**What to do:** Retype the lines of the listing between the line holding "461, 783, 491]" and the line holding "323, 783, 353]", inclusive, with no changes.

Image-based layout listing entries:

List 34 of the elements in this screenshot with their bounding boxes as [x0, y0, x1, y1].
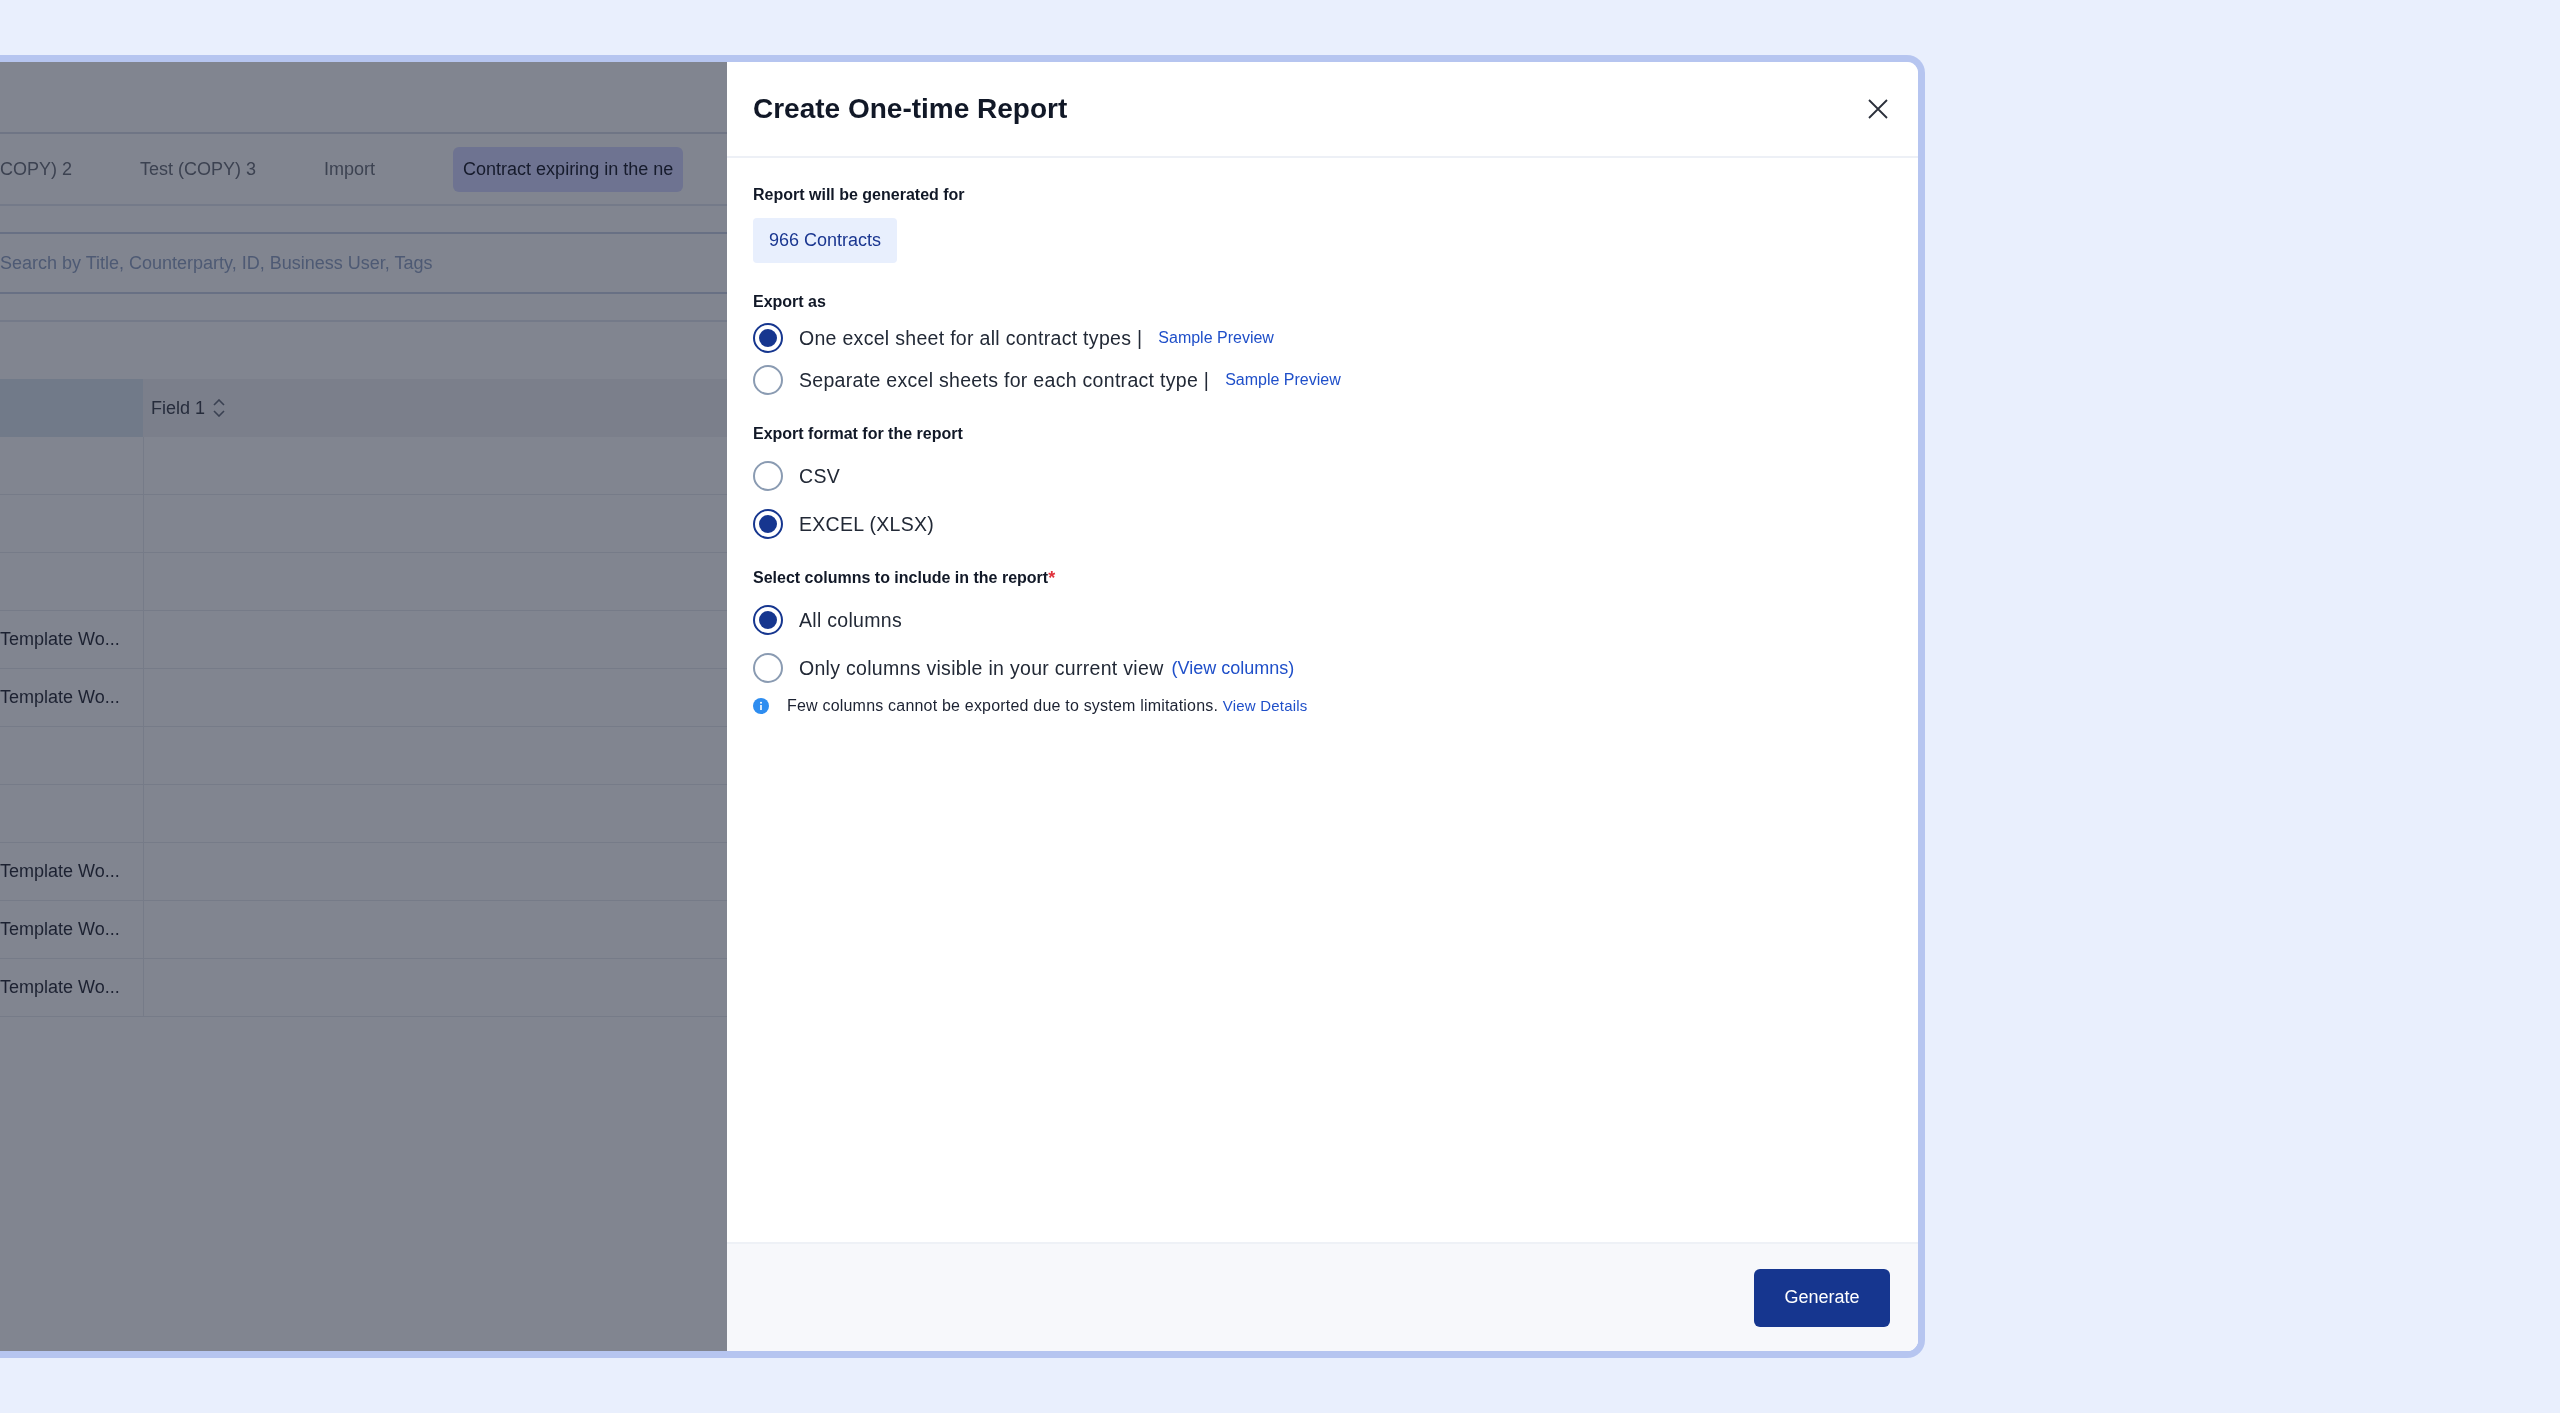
radio-button[interactable]	[753, 461, 783, 491]
option-label: Separate excel sheets for each contract type |	[799, 368, 1210, 392]
sort-icon	[213, 399, 226, 417]
link[interactable]: Sample Preview	[1225, 371, 1341, 389]
radio-button[interactable]	[753, 365, 783, 395]
table-cell: Template Wo...	[0, 861, 120, 882]
section-label: Report will be generated for	[753, 186, 965, 204]
link[interactable]: (View columns)	[1171, 657, 1295, 679]
required-mark: *	[1048, 569, 1056, 587]
option-label: EXCEL (XLSX)	[799, 512, 935, 536]
view-tab[interactable]: Contract expiring in the ne	[453, 146, 684, 192]
radio-button[interactable]	[753, 653, 783, 683]
table-cell: Template Wo...	[0, 919, 120, 940]
radio-button[interactable]	[753, 605, 783, 635]
radio-button[interactable]	[753, 509, 783, 539]
section-label: Export as	[753, 293, 826, 311]
link[interactable]: Sample Preview	[1158, 329, 1274, 347]
option-label: Only columns visible in your current view	[799, 656, 1164, 680]
radio-button[interactable]	[753, 323, 783, 353]
contracts-count-badge: 966 Contracts	[753, 218, 898, 263]
close-icon[interactable]	[1868, 99, 1888, 119]
generate-button[interactable]: Generate	[1754, 1268, 1890, 1327]
option-label: All columns	[799, 608, 902, 632]
section-label: Export format for the report	[753, 425, 963, 443]
option-label: CSV	[799, 464, 840, 488]
view-details-link[interactable]: View Details	[1222, 697, 1308, 714]
dialog-title: Create One-time Report	[753, 93, 1068, 125]
info-icon	[753, 698, 769, 714]
option-label: One excel sheet for all contract types |	[799, 326, 1143, 350]
table-cell: Template Wo...	[0, 687, 120, 708]
table-cell: Template Wo...	[0, 977, 120, 998]
section-label: Select columns to include in the report	[753, 569, 1049, 587]
table-cell: Template Wo...	[0, 629, 120, 650]
info-message: Few columns cannot be exported due to system limitations. View Details	[787, 697, 1308, 715]
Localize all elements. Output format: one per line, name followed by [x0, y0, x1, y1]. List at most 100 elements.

**Correct response:**
radio-button[interactable]	[753, 461, 783, 491]
option-label: Separate excel sheets for each contract type |	[799, 368, 1210, 392]
sort-icon	[213, 399, 226, 417]
link[interactable]: Sample Preview	[1225, 371, 1341, 389]
radio-button[interactable]	[753, 365, 783, 395]
table-cell: Template Wo...	[0, 861, 120, 882]
section-label: Report will be generated for	[753, 186, 965, 204]
link[interactable]: (View columns)	[1171, 657, 1295, 679]
required-mark: *	[1048, 569, 1056, 587]
option-label: EXCEL (XLSX)	[799, 512, 935, 536]
view-tab[interactable]: Contract expiring in the ne	[453, 146, 684, 192]
radio-button[interactable]	[753, 653, 783, 683]
table-cell: Template Wo...	[0, 919, 120, 940]
radio-button[interactable]	[753, 605, 783, 635]
radio-button[interactable]	[753, 509, 783, 539]
section-label: Export as	[753, 293, 826, 311]
link[interactable]: Sample Preview	[1158, 329, 1274, 347]
option-label: Only columns visible in your current view	[799, 656, 1164, 680]
radio-button[interactable]	[753, 323, 783, 353]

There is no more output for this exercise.